• [Task prompt]
Locate the word "screenshot" in the material, then show every line that holds it.

• [Material for the task]
::::::::
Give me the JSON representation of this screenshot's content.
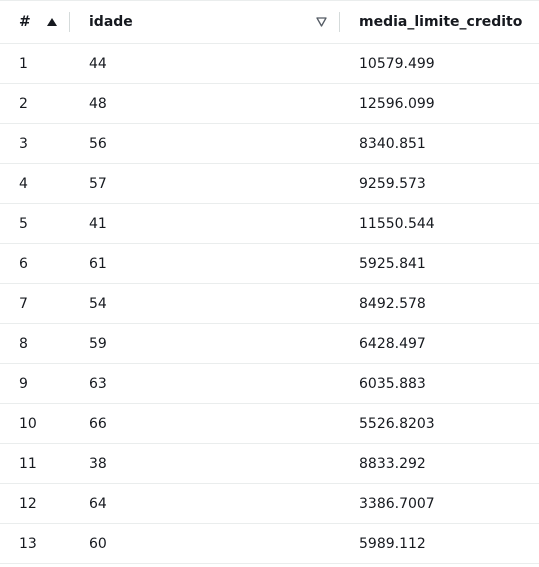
{
  "table": {
    "headers": {
      "index": "#",
      "age": "idade",
      "value": "media_limite_credito"
    },
    "sort": {
      "index_icon": "sort-ascending-icon",
      "age_icon": "sort-neutral-icon"
    },
    "rows": [
      {
        "index": "1",
        "age": "44",
        "value": "10579.499"
      },
      {
        "index": "2",
        "age": "48",
        "value": "12596.099"
      },
      {
        "index": "3",
        "age": "56",
        "value": "8340.851"
      },
      {
        "index": "4",
        "age": "57",
        "value": "9259.573"
      },
      {
        "index": "5",
        "age": "41",
        "value": "11550.544"
      },
      {
        "index": "6",
        "age": "61",
        "value": "5925.841"
      },
      {
        "index": "7",
        "age": "54",
        "value": "8492.578"
      },
      {
        "index": "8",
        "age": "59",
        "value": "6428.497"
      },
      {
        "index": "9",
        "age": "63",
        "value": "6035.883"
      },
      {
        "index": "10",
        "age": "66",
        "value": "5526.8203"
      },
      {
        "index": "11",
        "age": "38",
        "value": "8833.292"
      },
      {
        "index": "12",
        "age": "64",
        "value": "3386.7007"
      },
      {
        "index": "13",
        "age": "60",
        "value": "5989.112"
      }
    ]
  }
}
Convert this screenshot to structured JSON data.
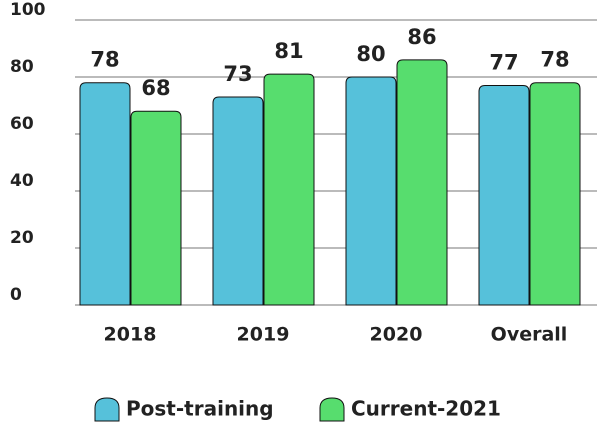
{
  "chart_data": {
    "type": "bar",
    "categories": [
      "2018",
      "2019",
      "2020",
      "Overall"
    ],
    "series": [
      {
        "name": "Post-training",
        "color": "#56c1da",
        "values": [
          78,
          73,
          80,
          77
        ]
      },
      {
        "name": "Current-2021",
        "color": "#57dd6e",
        "values": [
          68,
          81,
          86,
          78
        ]
      }
    ],
    "ylim": [
      0,
      100
    ],
    "yticks": [
      0,
      20,
      40,
      60,
      80,
      100
    ],
    "grid": true
  }
}
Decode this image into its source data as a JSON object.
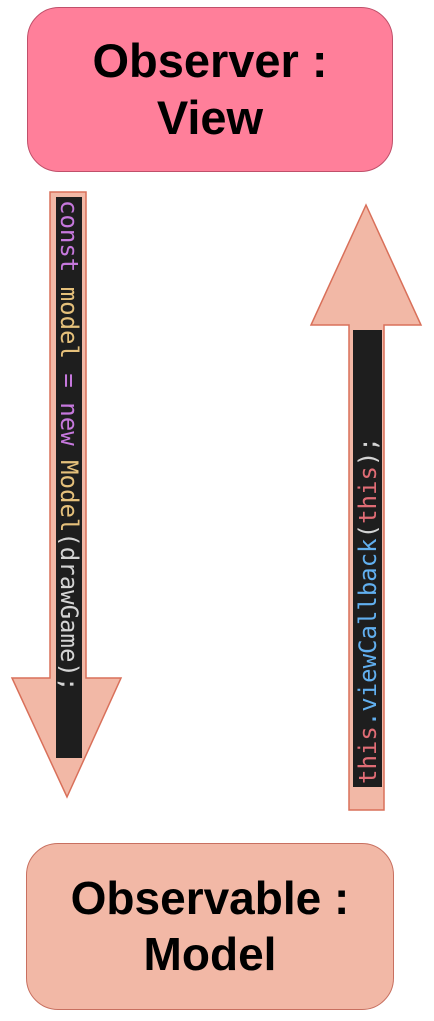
{
  "observer": {
    "line1": "Observer :",
    "line2": "View",
    "fill": "#ff7f9a",
    "stroke": "#c0506a"
  },
  "observable": {
    "line1": "Observable :",
    "line2": "Model",
    "fill": "#f2b8a6",
    "stroke": "#c87060"
  },
  "arrow_down": {
    "label_tokens": [
      "const",
      " model",
      " =",
      " new",
      " Model",
      "(drawGame);"
    ],
    "fill": "#f2b8a6",
    "stroke": "#d9705a"
  },
  "arrow_up": {
    "label_tokens": [
      "this",
      ".viewCallback",
      "(",
      "this",
      ");"
    ],
    "fill": "#f2b8a6",
    "stroke": "#d9705a"
  },
  "code_colors": {
    "background": "#1e1e1e",
    "keyword": "#c678dd",
    "variable": "#e5c07b",
    "class": "#e5c07b",
    "plain": "#d4d4d4",
    "this": "#e06c75",
    "method": "#61afef"
  }
}
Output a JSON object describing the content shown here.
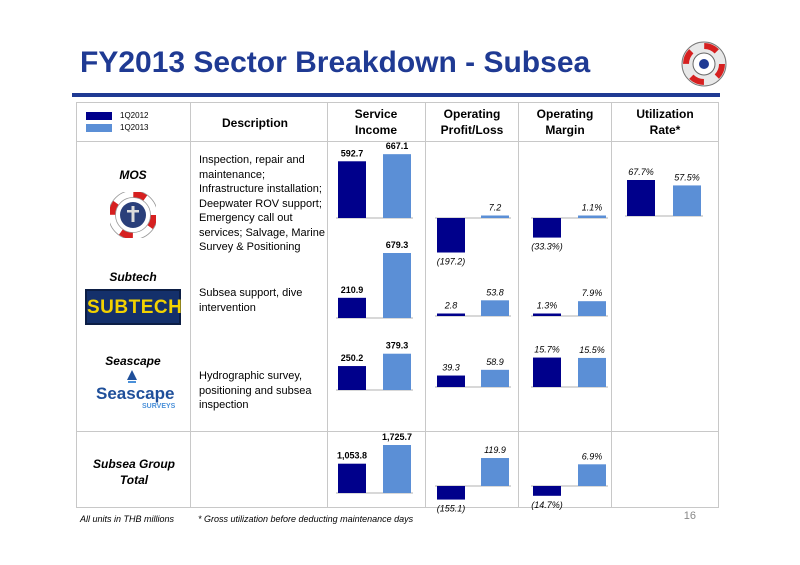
{
  "title": "FY2013 Sector Breakdown - Subsea",
  "legend": [
    {
      "label": "1Q2012",
      "color": "#00008b"
    },
    {
      "label": "1Q2013",
      "color": "#5b8fd6"
    }
  ],
  "headers": {
    "description": "Description",
    "service_income": "Service Income",
    "operating_profit": "Operating Profit/Loss",
    "operating_margin": "Operating Margin",
    "utilization": "Utilization Rate*"
  },
  "sectors": [
    {
      "name": "MOS",
      "description": "Inspection, repair and maintenance; Infrastructure installation; Deepwater ROV support; Emergency call out services; Salvage, Marine Survey & Positioning"
    },
    {
      "name": "Subtech",
      "description": "Subsea support, dive intervention"
    },
    {
      "name": "Seascape",
      "description": "Hydrographic survey, positioning and subsea inspection"
    },
    {
      "name": "Subsea Group Total",
      "description": ""
    }
  ],
  "logos": {
    "subtech": "SUBTECH",
    "seascape": "Seascape",
    "seascape_sub": "SURVEYS"
  },
  "chart_data": {
    "type": "bar",
    "units": "THB millions",
    "series_names": [
      "1Q2012",
      "1Q2013"
    ],
    "rows": [
      {
        "sector": "MOS",
        "service_income": [
          592.7,
          667.1
        ],
        "service_income_labels": [
          "592.7",
          "667.1"
        ],
        "operating_profit": [
          -197.2,
          7.2
        ],
        "operating_profit_labels": [
          "(197.2)",
          "7.2"
        ],
        "operating_margin": [
          -33.3,
          1.1
        ],
        "operating_margin_labels": [
          "(33.3%)",
          "1.1%"
        ],
        "utilization": [
          67.7,
          57.5
        ],
        "utilization_labels": [
          "67.7%",
          "57.5%"
        ]
      },
      {
        "sector": "Subtech",
        "service_income": [
          210.9,
          679.3
        ],
        "service_income_labels": [
          "210.9",
          "679.3"
        ],
        "operating_profit": [
          2.8,
          53.8
        ],
        "operating_profit_labels": [
          "2.8",
          "53.8"
        ],
        "operating_margin": [
          1.3,
          7.9
        ],
        "operating_margin_labels": [
          "1.3%",
          "7.9%"
        ]
      },
      {
        "sector": "Seascape",
        "service_income": [
          250.2,
          379.3
        ],
        "service_income_labels": [
          "250.2",
          "379.3"
        ],
        "operating_profit": [
          39.3,
          58.9
        ],
        "operating_profit_labels": [
          "39.3",
          "58.9"
        ],
        "operating_margin": [
          15.7,
          15.5
        ],
        "operating_margin_labels": [
          "15.7%",
          "15.5%"
        ]
      },
      {
        "sector": "Subsea Group Total",
        "service_income": [
          1053.8,
          1725.7
        ],
        "service_income_labels": [
          "1,053.8",
          "1,725.7"
        ],
        "operating_profit": [
          -155.1,
          119.9
        ],
        "operating_profit_labels": [
          "(155.1)",
          "119.9"
        ],
        "operating_margin": [
          -14.7,
          6.9
        ],
        "operating_margin_labels": [
          "(14.7%)",
          "6.9%"
        ]
      }
    ]
  },
  "footnotes": {
    "units": "All units in THB millions",
    "gross": "* Gross utilization before deducting maintenance days"
  },
  "page_number": "16"
}
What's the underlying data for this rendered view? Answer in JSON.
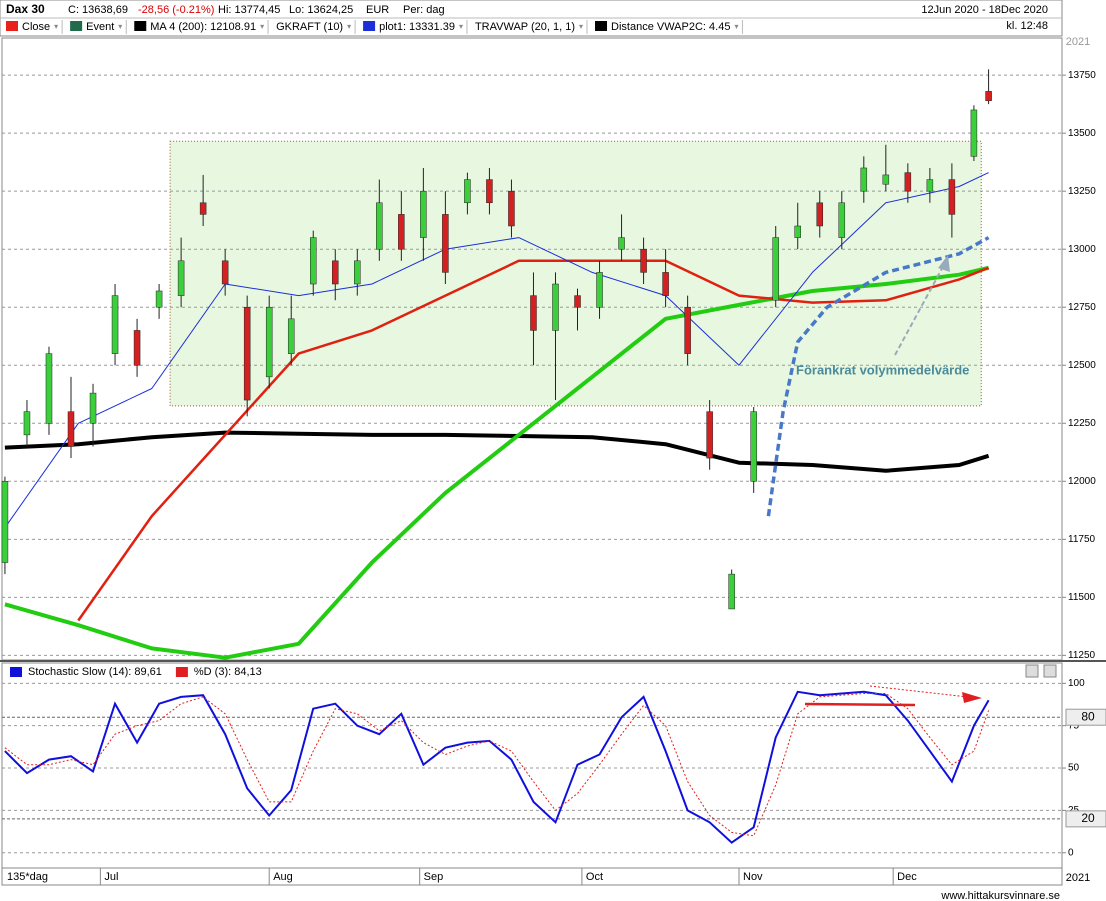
{
  "header": {
    "symbol": "Dax 30",
    "close": "C: 13638,69",
    "change": "-28,56 (-0.21%)",
    "high": "Hi: 13774,45",
    "low": "Lo: 13624,25",
    "currency": "EUR",
    "period": "Per: dag",
    "range": "12Jun 2020 - 18Dec 2020",
    "time": "kl. 12:48",
    "legend": [
      {
        "label": "Close",
        "color": "#e8221b"
      },
      {
        "label": "Event",
        "color": "#1f6b4a"
      },
      {
        "label": "MA 4 (200): 12108.91",
        "color": "#000000"
      },
      {
        "label": "GKRAFT (10)",
        "color": null
      },
      {
        "label": "plot1: 13331.39",
        "color": "#1c2fd8"
      },
      {
        "label": "TRAVWAP (20, 1, 1)",
        "color": null
      },
      {
        "label": "Distance VWAP2C: 4.45",
        "color": "#000000"
      }
    ]
  },
  "year_top": "2021",
  "year_bottom": "2021",
  "bar_count": "135*dag",
  "footer": "www.hittakursvinnare.se",
  "chart_data": [
    {
      "type": "candlestick",
      "up_color": "#3ccf3c",
      "down_color": "#d42020",
      "x": [
        0,
        3,
        6,
        9,
        12,
        15,
        18,
        21,
        24,
        27,
        30,
        33,
        36,
        39,
        42,
        45,
        48,
        51,
        54,
        57,
        60,
        63,
        66,
        69,
        72,
        75,
        78,
        81,
        84,
        87,
        90,
        93,
        96,
        99,
        102,
        105,
        108,
        111,
        114,
        117,
        120,
        123,
        126,
        129,
        132,
        134
      ],
      "open": [
        11650,
        12200,
        12250,
        12300,
        12250,
        12550,
        12650,
        12750,
        12800,
        13200,
        12950,
        12750,
        12450,
        12550,
        12850,
        12950,
        12850,
        13000,
        13150,
        13050,
        13150,
        13200,
        13300,
        13250,
        12800,
        12650,
        12800,
        12750,
        13000,
        13000,
        12900,
        12750,
        12300,
        11450,
        12000,
        12780,
        13050,
        13200,
        13050,
        13250,
        13280,
        13330,
        13250,
        13300,
        13400,
        13680
      ],
      "high": [
        12020,
        12350,
        12580,
        12450,
        12420,
        12850,
        12700,
        12850,
        13050,
        13320,
        13000,
        12800,
        12800,
        12800,
        13080,
        13000,
        13000,
        13300,
        13250,
        13350,
        13250,
        13330,
        13350,
        13300,
        12900,
        12900,
        12830,
        12950,
        13150,
        13050,
        13000,
        12800,
        12350,
        11620,
        12320,
        13100,
        13200,
        13250,
        13250,
        13400,
        13450,
        13370,
        13350,
        13370,
        13620,
        13775
      ],
      "low": [
        11600,
        12150,
        12200,
        12100,
        12150,
        12500,
        12450,
        12700,
        12750,
        13100,
        12800,
        12280,
        12400,
        12500,
        12800,
        12780,
        12800,
        12950,
        12950,
        12950,
        12850,
        13150,
        13150,
        13050,
        12500,
        12350,
        12650,
        12700,
        12950,
        12850,
        12750,
        12500,
        12050,
        11450,
        11950,
        12750,
        13000,
        13050,
        13000,
        13200,
        13250,
        13200,
        13200,
        13050,
        13380,
        13625
      ],
      "close": [
        12000,
        12300,
        12550,
        12150,
        12380,
        12800,
        12500,
        12820,
        12950,
        13150,
        12850,
        12350,
        12750,
        12700,
        13050,
        12850,
        12950,
        13200,
        13000,
        13250,
        12900,
        13300,
        13200,
        13100,
        12650,
        12850,
        12750,
        12900,
        13050,
        12900,
        12800,
        12550,
        12100,
        11600,
        12300,
        13050,
        13100,
        13100,
        13200,
        13350,
        13320,
        13250,
        13300,
        13150,
        13600,
        13640
      ],
      "lines": [
        {
          "color": "#000000",
          "width": 4,
          "x": [
            0,
            10,
            20,
            30,
            40,
            50,
            60,
            70,
            80,
            90,
            100,
            110,
            120,
            130,
            134
          ],
          "values": [
            12145,
            12160,
            12190,
            12210,
            12205,
            12200,
            12200,
            12195,
            12190,
            12160,
            12080,
            12070,
            12045,
            12070,
            12110
          ]
        },
        {
          "color": "#22cc11",
          "width": 4,
          "x": [
            0,
            10,
            20,
            30,
            40,
            50,
            60,
            70,
            80,
            90,
            100,
            110,
            120,
            130,
            134
          ],
          "values": [
            11470,
            11380,
            11280,
            11240,
            11300,
            11650,
            11950,
            12200,
            12450,
            12700,
            12760,
            12820,
            12850,
            12890,
            12920
          ]
        },
        {
          "color": "#e02010",
          "width": 2.5,
          "x": [
            0,
            10,
            20,
            30,
            40,
            50,
            60,
            70,
            80,
            90,
            100,
            110,
            120,
            130,
            134
          ],
          "values": [
            null,
            11400,
            11850,
            12200,
            12550,
            12650,
            12800,
            12950,
            12950,
            12950,
            12800,
            12770,
            12780,
            12870,
            12920
          ]
        },
        {
          "color": "#1c2fd8",
          "width": 1,
          "x": [
            0,
            10,
            20,
            30,
            40,
            50,
            60,
            70,
            80,
            90,
            100,
            110,
            120,
            130,
            134
          ],
          "values": [
            11800,
            12250,
            12400,
            12850,
            12800,
            12850,
            13000,
            13050,
            12900,
            12800,
            12500,
            12900,
            13200,
            13270,
            13330
          ]
        },
        {
          "color": "#4a78c8",
          "width": 3.5,
          "dash": "7 4",
          "x": [
            104,
            106,
            108,
            112,
            120,
            130,
            134
          ],
          "values": [
            11850,
            12300,
            12600,
            12750,
            12900,
            12980,
            13050
          ]
        }
      ],
      "box": {
        "x": [
          22.5,
          133
        ],
        "y": [
          12325,
          13465
        ],
        "color": "#e8f8e0"
      },
      "annotation": "Förankrat volymmedelvärde",
      "xlim": [
        -0.4,
        144
      ],
      "ylim": [
        11230,
        13910
      ],
      "yticks": [
        11250,
        11500,
        11750,
        12000,
        12250,
        12500,
        12750,
        13000,
        13250,
        13500,
        13750
      ],
      "xticks": [
        {
          "value": 13,
          "label": "Jul"
        },
        {
          "value": 36,
          "label": "Aug"
        },
        {
          "value": 56.5,
          "label": "Sep"
        },
        {
          "value": 78.6,
          "label": "Oct"
        },
        {
          "value": 100,
          "label": "Nov"
        },
        {
          "value": 121,
          "label": "Dec"
        }
      ],
      "grid": true
    },
    {
      "type": "line",
      "xlim": [
        -0.4,
        144
      ],
      "ylim": [
        -9,
        112
      ],
      "yticks": [
        0,
        25,
        50,
        75,
        100
      ],
      "levels": [
        80,
        20
      ],
      "grid": true,
      "x": [
        0,
        3,
        6,
        9,
        12,
        15,
        18,
        21,
        24,
        27,
        30,
        33,
        36,
        39,
        42,
        45,
        48,
        51,
        54,
        57,
        60,
        63,
        66,
        69,
        72,
        75,
        78,
        81,
        84,
        87,
        90,
        93,
        96,
        99,
        102,
        105,
        108,
        111,
        114,
        117,
        120,
        123,
        126,
        129,
        132,
        134
      ],
      "series": [
        {
          "name": "Stochastic Slow (14): 89,61",
          "color": "#1010dd",
          "width": 2,
          "values": [
            60,
            47,
            55,
            57,
            48,
            88,
            65,
            88,
            92,
            93,
            70,
            38,
            22,
            37,
            85,
            88,
            75,
            70,
            82,
            52,
            62,
            65,
            66,
            55,
            30,
            18,
            52,
            58,
            80,
            92,
            60,
            25,
            18,
            6,
            15,
            68,
            95,
            93,
            94,
            95,
            93,
            78,
            60,
            42,
            75,
            90
          ]
        },
        {
          "name": "%D (3): 84,13",
          "color": "#e02020",
          "width": 1,
          "dash": "2 2",
          "values": [
            62,
            52,
            52,
            55,
            52,
            70,
            75,
            78,
            88,
            92,
            82,
            55,
            30,
            30,
            60,
            85,
            82,
            72,
            78,
            65,
            58,
            63,
            66,
            60,
            42,
            25,
            35,
            52,
            70,
            87,
            75,
            42,
            22,
            12,
            10,
            40,
            82,
            92,
            93,
            94,
            94,
            85,
            68,
            52,
            60,
            84
          ]
        }
      ]
    }
  ]
}
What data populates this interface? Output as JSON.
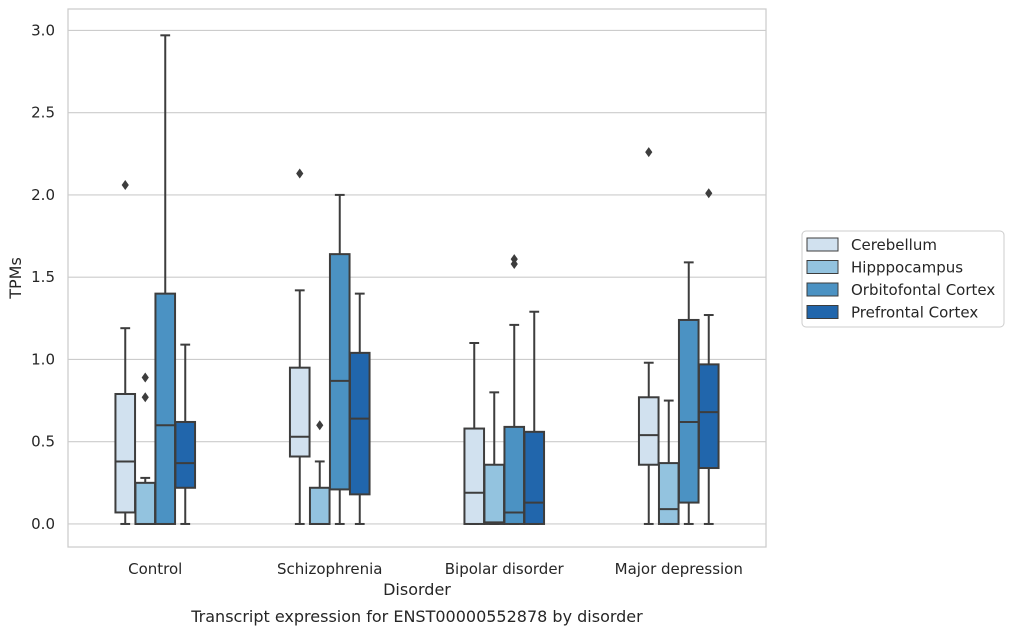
::::::::
• [Solution to this problem]
Give me the JSON representation of this screenshot's content.
Convert this screenshot to structured JSON data.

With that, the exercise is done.